**SOURCE EXTRACT**
::::::
Although this leads to some interesting debate. [Sorry to meta-chat here,
and I hope that it's useful.]

> I hope to see more consideration of the idea that the fundamental
> tension is between _danger and safety_ on the net.

I'm not sure I get you.. please take this a step further.. I can see there is
room for misunderstanding and misinterpretation on the net, but danger
and safety?

I think that John's postings just need to be interpreted in the way he
means.. Sure, they're advertising his service, but then so am I when I talk
about this stuff. [I mean, when I finally complete my thesis, I'd love you
guys to read copies! And who knows, on one of the lists I subscribe to,
there might be someone who knows about a vacancy in a university
somewhere...is this advertising? where do I stop?]

[...]
> more difficult problems. Indeed, one can point at practically any
> other bit of technological progress, and see that _concentrating
> the power to address problematic issues does not result in fewer
> problems, but more people with less experience to deal with them.
::::::
**DATA**
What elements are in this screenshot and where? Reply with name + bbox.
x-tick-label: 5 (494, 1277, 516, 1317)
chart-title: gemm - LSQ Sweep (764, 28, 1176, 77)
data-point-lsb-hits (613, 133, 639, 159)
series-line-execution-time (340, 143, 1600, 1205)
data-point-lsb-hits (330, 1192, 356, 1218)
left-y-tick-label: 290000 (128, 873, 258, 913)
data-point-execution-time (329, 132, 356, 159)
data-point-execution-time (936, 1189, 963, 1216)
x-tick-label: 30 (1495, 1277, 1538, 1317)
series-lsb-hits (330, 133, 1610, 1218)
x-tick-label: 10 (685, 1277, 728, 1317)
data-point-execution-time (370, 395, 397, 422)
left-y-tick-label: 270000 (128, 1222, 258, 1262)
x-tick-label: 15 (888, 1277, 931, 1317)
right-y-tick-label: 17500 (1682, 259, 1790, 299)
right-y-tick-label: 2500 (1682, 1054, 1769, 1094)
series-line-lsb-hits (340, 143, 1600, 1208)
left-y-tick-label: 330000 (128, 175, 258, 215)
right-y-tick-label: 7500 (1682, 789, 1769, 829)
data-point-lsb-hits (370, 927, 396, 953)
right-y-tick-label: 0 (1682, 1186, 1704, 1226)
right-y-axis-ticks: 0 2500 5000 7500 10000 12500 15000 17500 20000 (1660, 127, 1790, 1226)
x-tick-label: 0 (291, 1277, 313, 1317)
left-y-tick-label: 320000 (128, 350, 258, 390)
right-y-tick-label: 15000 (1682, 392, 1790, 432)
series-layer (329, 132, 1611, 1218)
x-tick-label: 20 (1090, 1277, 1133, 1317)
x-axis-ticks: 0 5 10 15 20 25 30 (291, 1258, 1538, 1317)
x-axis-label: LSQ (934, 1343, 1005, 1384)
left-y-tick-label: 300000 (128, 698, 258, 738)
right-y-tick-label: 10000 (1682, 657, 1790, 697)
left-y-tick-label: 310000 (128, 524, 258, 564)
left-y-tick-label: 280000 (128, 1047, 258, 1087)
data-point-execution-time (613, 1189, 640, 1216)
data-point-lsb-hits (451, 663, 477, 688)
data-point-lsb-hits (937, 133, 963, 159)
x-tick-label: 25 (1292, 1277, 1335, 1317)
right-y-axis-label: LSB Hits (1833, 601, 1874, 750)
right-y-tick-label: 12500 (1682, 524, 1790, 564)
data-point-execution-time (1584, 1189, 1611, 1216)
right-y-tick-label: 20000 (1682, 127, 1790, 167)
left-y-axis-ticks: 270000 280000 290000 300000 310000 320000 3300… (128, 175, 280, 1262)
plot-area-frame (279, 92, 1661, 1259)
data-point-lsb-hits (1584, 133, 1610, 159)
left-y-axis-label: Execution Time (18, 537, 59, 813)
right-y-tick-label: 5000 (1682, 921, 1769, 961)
::::::
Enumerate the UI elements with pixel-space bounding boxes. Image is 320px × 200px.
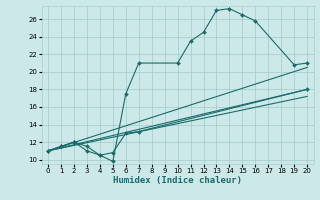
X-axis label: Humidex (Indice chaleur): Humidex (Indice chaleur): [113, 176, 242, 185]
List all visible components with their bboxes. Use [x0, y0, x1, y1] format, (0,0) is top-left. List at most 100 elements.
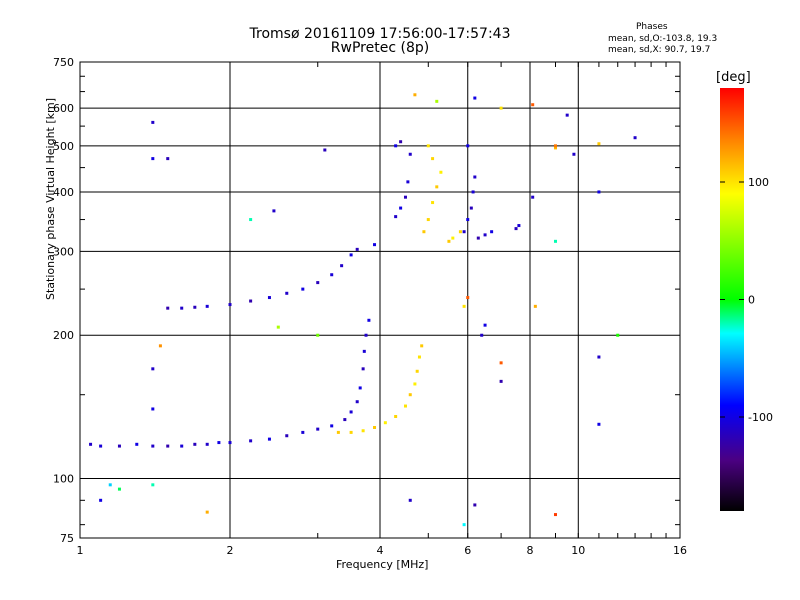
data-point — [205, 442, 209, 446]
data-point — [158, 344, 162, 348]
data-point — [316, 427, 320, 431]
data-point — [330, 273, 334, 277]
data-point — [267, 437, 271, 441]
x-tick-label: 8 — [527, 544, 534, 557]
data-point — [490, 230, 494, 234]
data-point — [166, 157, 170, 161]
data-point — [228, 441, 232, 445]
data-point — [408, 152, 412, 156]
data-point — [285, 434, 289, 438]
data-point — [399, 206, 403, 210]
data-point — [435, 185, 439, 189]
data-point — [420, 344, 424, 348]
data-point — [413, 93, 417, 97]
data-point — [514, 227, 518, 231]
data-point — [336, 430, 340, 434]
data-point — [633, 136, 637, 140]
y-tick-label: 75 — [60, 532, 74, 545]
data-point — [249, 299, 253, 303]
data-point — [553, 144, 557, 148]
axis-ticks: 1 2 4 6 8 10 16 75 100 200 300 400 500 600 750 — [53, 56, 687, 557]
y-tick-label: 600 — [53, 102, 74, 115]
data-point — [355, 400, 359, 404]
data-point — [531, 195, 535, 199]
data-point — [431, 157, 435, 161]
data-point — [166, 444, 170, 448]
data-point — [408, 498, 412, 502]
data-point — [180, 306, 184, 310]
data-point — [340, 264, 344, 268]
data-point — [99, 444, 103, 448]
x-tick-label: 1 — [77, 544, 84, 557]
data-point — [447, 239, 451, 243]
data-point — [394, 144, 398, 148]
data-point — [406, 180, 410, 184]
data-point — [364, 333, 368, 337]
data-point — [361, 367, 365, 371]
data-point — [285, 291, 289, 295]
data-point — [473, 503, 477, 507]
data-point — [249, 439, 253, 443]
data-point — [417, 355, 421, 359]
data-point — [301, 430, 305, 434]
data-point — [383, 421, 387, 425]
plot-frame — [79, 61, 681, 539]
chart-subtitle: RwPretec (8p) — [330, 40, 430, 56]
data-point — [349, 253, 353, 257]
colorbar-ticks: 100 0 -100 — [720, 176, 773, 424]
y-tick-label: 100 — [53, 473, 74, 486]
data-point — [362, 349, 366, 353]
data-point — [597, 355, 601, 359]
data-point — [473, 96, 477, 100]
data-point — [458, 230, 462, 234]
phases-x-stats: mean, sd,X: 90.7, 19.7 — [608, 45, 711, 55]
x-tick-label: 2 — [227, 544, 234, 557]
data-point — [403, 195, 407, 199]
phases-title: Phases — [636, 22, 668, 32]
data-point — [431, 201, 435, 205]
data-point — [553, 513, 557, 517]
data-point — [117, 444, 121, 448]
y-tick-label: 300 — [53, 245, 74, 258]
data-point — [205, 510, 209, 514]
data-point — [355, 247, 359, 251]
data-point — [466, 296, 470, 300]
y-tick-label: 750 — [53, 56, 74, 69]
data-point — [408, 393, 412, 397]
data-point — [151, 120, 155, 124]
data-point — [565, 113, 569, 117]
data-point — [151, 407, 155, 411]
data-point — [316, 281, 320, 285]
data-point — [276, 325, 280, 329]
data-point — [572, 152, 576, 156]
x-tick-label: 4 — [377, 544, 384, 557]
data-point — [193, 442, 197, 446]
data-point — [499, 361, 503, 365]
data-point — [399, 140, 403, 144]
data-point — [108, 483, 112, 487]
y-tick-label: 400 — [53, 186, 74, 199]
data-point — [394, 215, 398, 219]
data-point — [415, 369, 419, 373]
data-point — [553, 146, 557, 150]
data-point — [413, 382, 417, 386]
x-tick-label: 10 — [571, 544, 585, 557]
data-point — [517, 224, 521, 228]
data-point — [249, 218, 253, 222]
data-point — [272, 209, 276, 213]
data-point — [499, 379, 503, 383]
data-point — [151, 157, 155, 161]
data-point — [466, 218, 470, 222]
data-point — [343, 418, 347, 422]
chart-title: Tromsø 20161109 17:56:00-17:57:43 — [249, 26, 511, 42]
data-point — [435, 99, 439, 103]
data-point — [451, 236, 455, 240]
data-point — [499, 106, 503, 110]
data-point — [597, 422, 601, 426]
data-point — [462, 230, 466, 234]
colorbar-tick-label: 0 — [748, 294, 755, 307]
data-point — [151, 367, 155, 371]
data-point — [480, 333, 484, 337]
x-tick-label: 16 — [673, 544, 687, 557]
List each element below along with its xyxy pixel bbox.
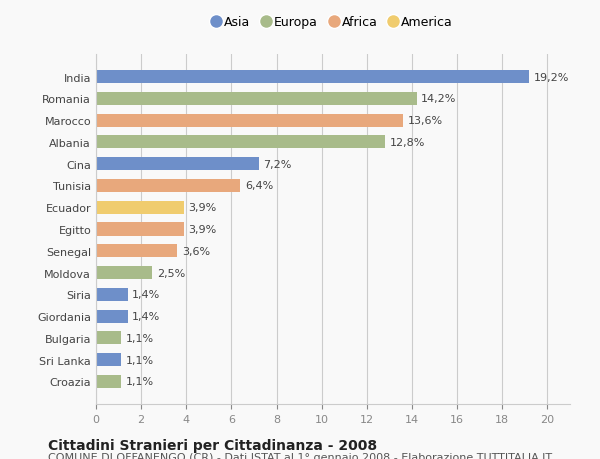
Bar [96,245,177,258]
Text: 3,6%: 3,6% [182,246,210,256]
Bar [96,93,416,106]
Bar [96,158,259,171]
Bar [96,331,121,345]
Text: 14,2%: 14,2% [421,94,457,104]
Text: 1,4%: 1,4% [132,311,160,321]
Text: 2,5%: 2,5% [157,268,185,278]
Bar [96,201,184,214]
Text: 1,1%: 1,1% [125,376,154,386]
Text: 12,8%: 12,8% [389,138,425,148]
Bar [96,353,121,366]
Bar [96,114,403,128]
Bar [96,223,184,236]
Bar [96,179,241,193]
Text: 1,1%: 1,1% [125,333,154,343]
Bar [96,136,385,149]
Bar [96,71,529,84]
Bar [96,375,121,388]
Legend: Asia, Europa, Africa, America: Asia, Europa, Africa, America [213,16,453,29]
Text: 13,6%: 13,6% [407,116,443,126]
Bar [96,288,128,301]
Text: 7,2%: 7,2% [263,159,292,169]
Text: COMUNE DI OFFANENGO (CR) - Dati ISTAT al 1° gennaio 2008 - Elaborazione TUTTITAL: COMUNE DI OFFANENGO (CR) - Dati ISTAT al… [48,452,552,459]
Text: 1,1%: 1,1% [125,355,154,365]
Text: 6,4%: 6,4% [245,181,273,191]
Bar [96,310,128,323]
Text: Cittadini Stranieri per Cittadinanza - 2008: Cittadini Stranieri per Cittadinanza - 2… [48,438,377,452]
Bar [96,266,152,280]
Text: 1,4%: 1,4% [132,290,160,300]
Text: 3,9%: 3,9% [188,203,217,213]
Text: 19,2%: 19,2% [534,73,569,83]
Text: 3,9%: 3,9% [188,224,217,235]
::::::
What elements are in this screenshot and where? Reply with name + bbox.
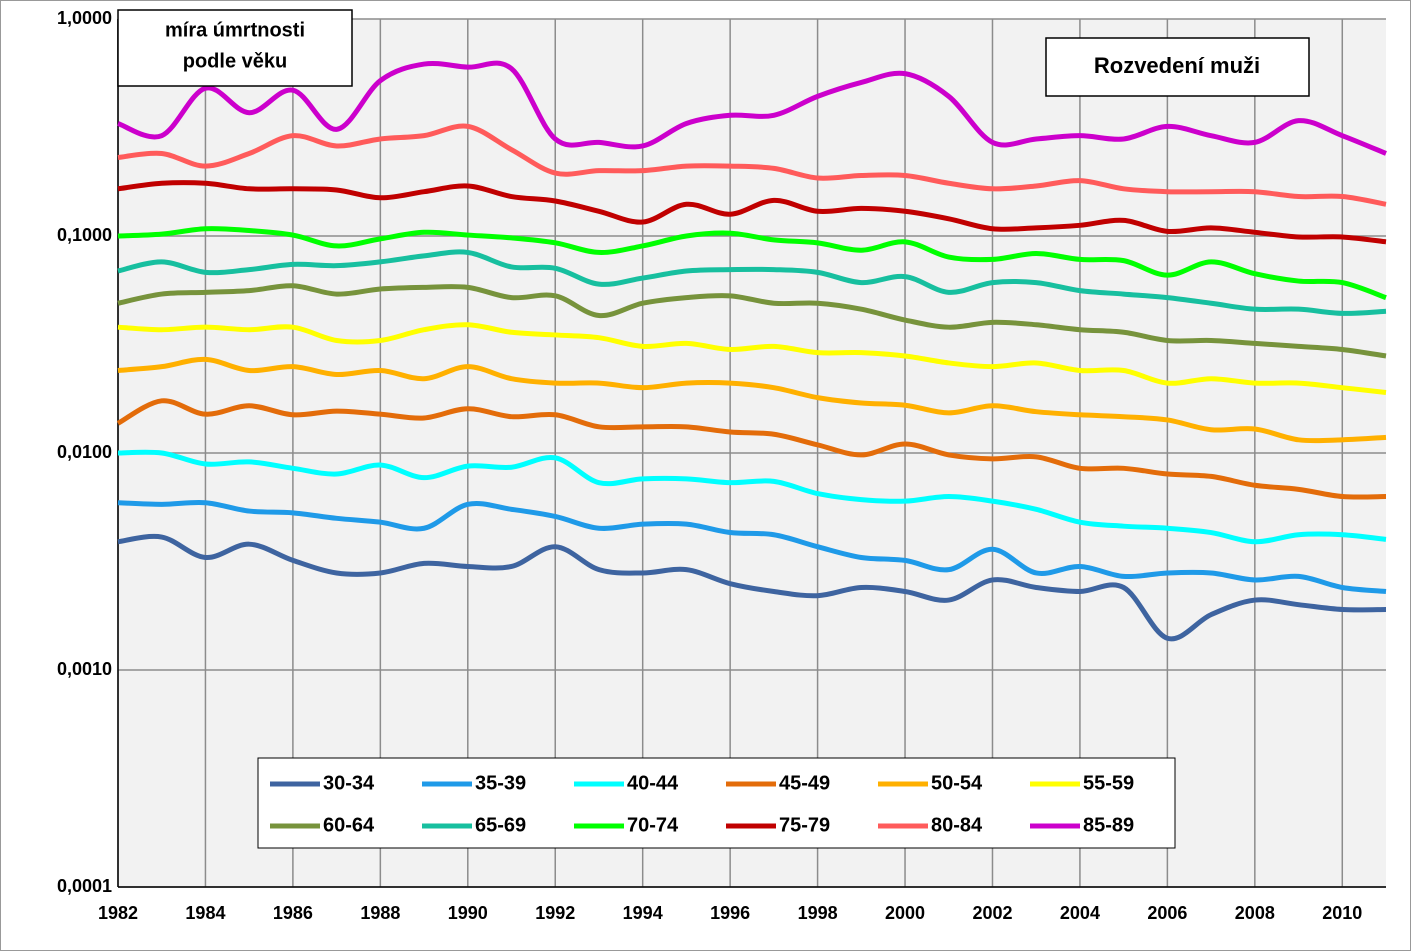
::::::
**WHAT TO DO**
(a) In the mailing-list post, what does the writer say they would like the list members to do once the thesis is finished?
(b) Resume the mailing-list post, beginning right after its final quoted sentence.

**RESPONSES TO THE EXERCISE**
(a) Read copies of it.

(b)
.. and the same goes for the Internet? I think so! (see above.)

I've been trying to think of such an eloquent way to put this for months!
Thank *you, Kerry!

- --

I've just reread your message again Kerry, and perhaps I can try to
paraphrase (and add to) this _danger/ safety_ relationship. Please correct
me, if need be (inevitable? probably!).

"Does The Internet Need Guardians?" That is, do we need someone to tell
us: "this is not right; you can't do this". If so, then where is the line drawn?
And doesn't this destroy, in essence the meaning of the communications
network that those pioneers so carefully put in place? I bet you they
weren't thinking along these lines, but Ronda will sure prove me wrong!
Why is it that every newsgroup, every webserver, every mailhub etc. must
have a single person that is in complete control? And what's more; I can't
see a way around it!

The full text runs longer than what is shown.